[Data items]
·····

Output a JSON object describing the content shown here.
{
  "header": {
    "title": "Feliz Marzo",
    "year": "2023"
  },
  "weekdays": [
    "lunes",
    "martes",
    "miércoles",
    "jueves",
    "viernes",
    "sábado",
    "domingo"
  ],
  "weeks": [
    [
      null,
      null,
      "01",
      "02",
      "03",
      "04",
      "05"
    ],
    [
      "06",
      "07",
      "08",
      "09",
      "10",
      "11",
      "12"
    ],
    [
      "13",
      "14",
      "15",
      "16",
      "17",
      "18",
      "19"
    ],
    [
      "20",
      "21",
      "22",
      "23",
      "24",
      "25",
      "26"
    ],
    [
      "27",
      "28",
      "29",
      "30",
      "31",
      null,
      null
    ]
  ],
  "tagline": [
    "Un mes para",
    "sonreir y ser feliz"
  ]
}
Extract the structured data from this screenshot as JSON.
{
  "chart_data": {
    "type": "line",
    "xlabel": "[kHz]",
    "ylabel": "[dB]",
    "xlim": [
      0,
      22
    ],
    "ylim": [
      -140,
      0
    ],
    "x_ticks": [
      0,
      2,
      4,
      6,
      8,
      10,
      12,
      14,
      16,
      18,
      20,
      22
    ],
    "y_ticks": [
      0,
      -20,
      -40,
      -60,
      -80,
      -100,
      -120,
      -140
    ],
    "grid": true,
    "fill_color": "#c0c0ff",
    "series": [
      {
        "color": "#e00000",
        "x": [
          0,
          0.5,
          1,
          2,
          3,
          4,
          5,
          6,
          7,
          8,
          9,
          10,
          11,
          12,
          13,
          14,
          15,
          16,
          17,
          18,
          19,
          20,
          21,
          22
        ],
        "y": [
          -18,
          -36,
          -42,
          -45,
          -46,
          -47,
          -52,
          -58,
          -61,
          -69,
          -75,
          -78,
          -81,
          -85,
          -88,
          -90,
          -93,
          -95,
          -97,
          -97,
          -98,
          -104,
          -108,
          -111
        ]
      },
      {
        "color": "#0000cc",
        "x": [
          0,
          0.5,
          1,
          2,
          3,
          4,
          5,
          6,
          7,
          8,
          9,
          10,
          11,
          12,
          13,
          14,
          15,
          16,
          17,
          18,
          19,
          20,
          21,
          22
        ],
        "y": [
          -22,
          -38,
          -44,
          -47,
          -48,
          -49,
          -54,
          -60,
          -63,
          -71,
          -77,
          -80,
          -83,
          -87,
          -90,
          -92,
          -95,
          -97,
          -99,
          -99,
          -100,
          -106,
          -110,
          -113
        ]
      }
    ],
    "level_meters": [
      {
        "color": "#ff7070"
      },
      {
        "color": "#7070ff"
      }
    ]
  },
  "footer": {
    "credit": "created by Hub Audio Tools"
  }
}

·····

_The task:_
Reproduce the whole listing word for word.

_Exercise response:_
Output a JSON object describing the content shown here.
{
  "header": {
    "title": "Feliz Marzo",
    "year": "2023"
  },
  "weekdays": [
    "lunes",
    "martes",
    "miércoles",
    "jueves",
    "viernes",
    "sábado",
    "domingo"
  ],
  "weeks": [
    [
      null,
      null,
      "01",
      "02",
      "03",
      "04",
      "05"
    ],
    [
      "06",
      "07",
      "08",
      "09",
      "10",
      "11",
      "12"
    ],
    [
      "13",
      "14",
      "15",
      "16",
      "17",
      "18",
      "19"
    ],
    [
      "20",
      "21",
      "22",
      "23",
      "24",
      "25",
      "26"
    ],
    [
      "27",
      "28",
      "29",
      "30",
      "31",
      null,
      null
    ]
  ],
  "tagline": [
    "Un mes para",
    "sonreir y ser feliz"
  ]
}
Extract the structured data from this screenshot as JSON.
{
  "chart_data": {
    "type": "line",
    "xlabel": "[kHz]",
    "ylabel": "[dB]",
    "xlim": [
      0,
      22
    ],
    "ylim": [
      -140,
      0
    ],
    "x_ticks": [
      0,
      2,
      4,
      6,
      8,
      10,
      12,
      14,
      16,
      18,
      20,
      22
    ],
    "y_ticks": [
      0,
      -20,
      -40,
      -60,
      -80,
      -100,
      -120,
      -140
    ],
    "grid": true,
    "fill_color": "#c0c0ff",
    "series": [
      {
        "color": "#e00000",
        "x": [
          0,
          0.5,
          1,
          2,
          3,
          4,
          5,
          6,
          7,
          8,
          9,
          10,
          11,
          12,
          13,
          14,
          15,
          16,
          17,
          18,
          19,
          20,
          21,
          22
        ],
        "y": [
          -18,
          -36,
          -42,
          -45,
          -46,
          -47,
          -52,
          -58,
          -61,
          -69,
          -75,
          -78,
          -81,
          -85,
          -88,
          -90,
          -93,
          -95,
          -97,
          -97,
          -98,
          -104,
          -108,
          -111
        ]
      },
      {
        "color": "#0000cc",
        "x": [
          0,
          0.5,
          1,
          2,
          3,
          4,
          5,
          6,
          7,
          8,
          9,
          10,
          11,
          12,
          13,
          14,
          15,
          16,
          17,
          18,
          19,
          20,
          21,
          22
        ],
        "y": [
          -22,
          -38,
          -44,
          -47,
          -48,
          -49,
          -54,
          -60,
          -63,
          -71,
          -77,
          -80,
          -83,
          -87,
          -90,
          -92,
          -95,
          -97,
          -99,
          -99,
          -100,
          -106,
          -110,
          -113
        ]
      }
    ],
    "level_meters": [
      {
        "color": "#ff7070"
      },
      {
        "color": "#7070ff"
      }
    ]
  },
  "footer": {
    "credit": "created by Hub Audio Tools"
  }
}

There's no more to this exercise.